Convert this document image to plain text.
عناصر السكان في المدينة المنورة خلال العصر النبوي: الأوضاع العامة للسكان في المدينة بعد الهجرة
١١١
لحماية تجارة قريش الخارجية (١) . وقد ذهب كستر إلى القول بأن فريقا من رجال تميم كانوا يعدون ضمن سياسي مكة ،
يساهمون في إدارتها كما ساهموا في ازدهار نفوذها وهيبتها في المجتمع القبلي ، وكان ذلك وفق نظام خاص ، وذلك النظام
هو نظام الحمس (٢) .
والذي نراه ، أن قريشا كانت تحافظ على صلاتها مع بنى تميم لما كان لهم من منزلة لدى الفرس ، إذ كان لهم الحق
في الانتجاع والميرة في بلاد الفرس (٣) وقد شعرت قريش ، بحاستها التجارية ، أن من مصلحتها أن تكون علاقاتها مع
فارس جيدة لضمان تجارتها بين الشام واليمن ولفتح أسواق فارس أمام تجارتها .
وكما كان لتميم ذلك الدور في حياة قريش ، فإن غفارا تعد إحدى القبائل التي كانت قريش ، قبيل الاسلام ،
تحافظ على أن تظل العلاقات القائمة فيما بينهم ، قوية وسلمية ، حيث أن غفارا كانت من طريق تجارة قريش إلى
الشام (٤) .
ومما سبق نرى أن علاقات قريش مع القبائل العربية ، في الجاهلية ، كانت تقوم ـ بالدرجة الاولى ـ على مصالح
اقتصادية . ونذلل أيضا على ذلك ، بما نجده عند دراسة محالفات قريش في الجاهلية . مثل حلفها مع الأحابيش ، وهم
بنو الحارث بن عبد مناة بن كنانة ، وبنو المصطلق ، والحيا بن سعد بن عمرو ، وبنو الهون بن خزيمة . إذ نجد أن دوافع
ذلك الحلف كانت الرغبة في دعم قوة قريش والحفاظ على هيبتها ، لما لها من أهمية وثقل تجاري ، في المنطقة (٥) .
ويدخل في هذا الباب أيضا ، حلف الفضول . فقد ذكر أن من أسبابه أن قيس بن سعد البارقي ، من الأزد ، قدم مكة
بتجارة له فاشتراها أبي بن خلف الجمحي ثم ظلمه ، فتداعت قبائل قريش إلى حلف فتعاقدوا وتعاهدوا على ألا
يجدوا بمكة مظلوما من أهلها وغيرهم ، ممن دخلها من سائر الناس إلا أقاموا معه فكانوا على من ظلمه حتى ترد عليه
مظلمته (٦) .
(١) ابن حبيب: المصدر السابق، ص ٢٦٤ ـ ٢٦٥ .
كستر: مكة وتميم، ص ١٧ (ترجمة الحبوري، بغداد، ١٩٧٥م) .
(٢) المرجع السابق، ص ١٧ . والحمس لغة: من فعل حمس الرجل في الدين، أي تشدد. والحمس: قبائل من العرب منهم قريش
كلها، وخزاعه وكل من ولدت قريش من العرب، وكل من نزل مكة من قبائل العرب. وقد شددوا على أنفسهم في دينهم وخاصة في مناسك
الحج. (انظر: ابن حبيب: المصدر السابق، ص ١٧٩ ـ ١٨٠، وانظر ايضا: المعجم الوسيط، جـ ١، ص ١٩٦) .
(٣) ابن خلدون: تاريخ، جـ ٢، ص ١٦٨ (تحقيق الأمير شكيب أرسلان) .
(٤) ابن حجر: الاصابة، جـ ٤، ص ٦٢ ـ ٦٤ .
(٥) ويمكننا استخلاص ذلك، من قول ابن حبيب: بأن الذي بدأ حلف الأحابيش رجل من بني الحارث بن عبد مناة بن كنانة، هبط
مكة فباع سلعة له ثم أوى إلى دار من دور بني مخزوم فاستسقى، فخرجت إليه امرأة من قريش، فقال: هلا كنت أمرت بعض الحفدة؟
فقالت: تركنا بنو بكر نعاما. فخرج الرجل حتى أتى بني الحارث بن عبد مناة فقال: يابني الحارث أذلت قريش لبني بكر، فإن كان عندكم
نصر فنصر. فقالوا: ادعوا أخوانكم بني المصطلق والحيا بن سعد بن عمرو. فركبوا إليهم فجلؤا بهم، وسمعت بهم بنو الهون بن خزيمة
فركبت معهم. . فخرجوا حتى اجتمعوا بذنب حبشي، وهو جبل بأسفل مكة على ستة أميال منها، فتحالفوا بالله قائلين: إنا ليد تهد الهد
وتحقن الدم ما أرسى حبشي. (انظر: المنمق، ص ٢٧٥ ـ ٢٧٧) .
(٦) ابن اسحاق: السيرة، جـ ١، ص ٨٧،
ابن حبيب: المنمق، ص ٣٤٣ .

· · · · ·

* [Your goal] Every entry in the listing must be retyped exactly.

* [Response]
Convert this document image to plain text.
عناصر السكان في المدينة المنورة خلال العصر النبوي: الأوضاع العامة للسكان في المدينة بعد الهجرة
١١١
لحماية تجارة قريش الخارجية (١) . وقد ذهب كستر إلى القول بأن فريقا من رجال تميم كانوا يعدون ضمن سياسي مكة ،
يساهمون في إدارتها كما ساهموا في ازدهار نفوذها وهيبتها في المجتمع القبلي ، وكان ذلك وفق نظام خاص ، وذلك النظام
هو نظام الحمس (٢) .
والذي نراه ، أن قريشا كانت تحافظ على صلاتها مع بنى تميم لما كان لهم من منزلة لدى الفرس ، إذ كان لهم الحق
في الانتجاع والميرة في بلاد الفرس (٣) وقد شعرت قريش ، بحاستها التجارية ، أن من مصلحتها أن تكون علاقاتها مع
فارس جيدة لضمان تجارتها بين الشام واليمن ولفتح أسواق فارس أمام تجارتها .
وكما كان لتميم ذلك الدور في حياة قريش ، فإن غفارا تعد إحدى القبائل التي كانت قريش ، قبيل الاسلام ،
تحافظ على أن تظل العلاقات القائمة فيما بينهم ، قوية وسلمية ، حيث أن غفارا كانت من طريق تجارة قريش إلى
الشام (٤) .
ومما سبق نرى أن علاقات قريش مع القبائل العربية ، في الجاهلية ، كانت تقوم ـ بالدرجة الاولى ـ على مصالح
اقتصادية . ونذلل أيضا على ذلك ، بما نجده عند دراسة محالفات قريش في الجاهلية . مثل حلفها مع الأحابيش ، وهم
بنو الحارث بن عبد مناة بن كنانة ، وبنو المصطلق ، والحيا بن سعد بن عمرو ، وبنو الهون بن خزيمة . إذ نجد أن دوافع
ذلك الحلف كانت الرغبة في دعم قوة قريش والحفاظ على هيبتها ، لما لها من أهمية وثقل تجاري ، في المنطقة (٥) .
ويدخل في هذا الباب أيضا ، حلف الفضول . فقد ذكر أن من أسبابه أن قيس بن سعد البارقي ، من الأزد ، قدم مكة
بتجارة له فاشتراها أبي بن خلف الجمحي ثم ظلمه ، فتداعت قبائل قريش إلى حلف فتعاقدوا وتعاهدوا على ألا
يجدوا بمكة مظلوما من أهلها وغيرهم ، ممن دخلها من سائر الناس إلا أقاموا معه فكانوا على من ظلمه حتى ترد عليه
مظلمته (٦) .
(١) ابن حبيب: المصدر السابق، ص ٢٦٤ ـ ٢٦٥ .
كستر: مكة وتميم، ص ١٧ (ترجمة الحبوري، بغداد، ١٩٧٥م) .
(٢) المرجع السابق، ص ١٧ . والحمس لغة: من فعل حمس الرجل في الدين، أي تشدد. والحمس: قبائل من العرب منهم قريش
كلها، وخزاعه وكل من ولدت قريش من العرب، وكل من نزل مكة من قبائل العرب. وقد شددوا على أنفسهم في دينهم وخاصة في مناسك
الحج. (انظر: ابن حبيب: المصدر السابق، ص ١٧٩ ـ ١٨٠، وانظر ايضا: المعجم الوسيط، جـ ١، ص ١٩٦) .
(٣) ابن خلدون: تاريخ، جـ ٢، ص ١٦٨ (تحقيق الأمير شكيب أرسلان) .
(٤) ابن حجر: الاصابة، جـ ٤، ص ٦٢ ـ ٦٤ .
(٥) ويمكننا استخلاص ذلك، من قول ابن حبيب: بأن الذي بدأ حلف الأحابيش رجل من بني الحارث بن عبد مناة بن كنانة، هبط
مكة فباع سلعة له ثم أوى إلى دار من دور بني مخزوم فاستسقى، فخرجت إليه امرأة من قريش، فقال: هلا كنت أمرت بعض الحفدة؟
فقالت: تركنا بنو بكر نعاما. فخرج الرجل حتى أتى بني الحارث بن عبد مناة فقال: يابني الحارث أذلت قريش لبني بكر، فإن كان عندكم
نصر فنصر. فقالوا: ادعوا أخوانكم بني المصطلق والحيا بن سعد بن عمرو. فركبوا إليهم فجلؤا بهم، وسمعت بهم بنو الهون بن خزيمة
فركبت معهم. . فخرجوا حتى اجتمعوا بذنب حبشي، وهو جبل بأسفل مكة على ستة أميال منها، فتحالفوا بالله قائلين: إنا ليد تهد الهد
وتحقن الدم ما أرسى حبشي. (انظر: المنمق، ص ٢٧٥ ـ ٢٧٧) .
(٦) ابن اسحاق: السيرة، جـ ١، ص ٨٧،
ابن حبيب: المنمق، ص ٣٤٣ .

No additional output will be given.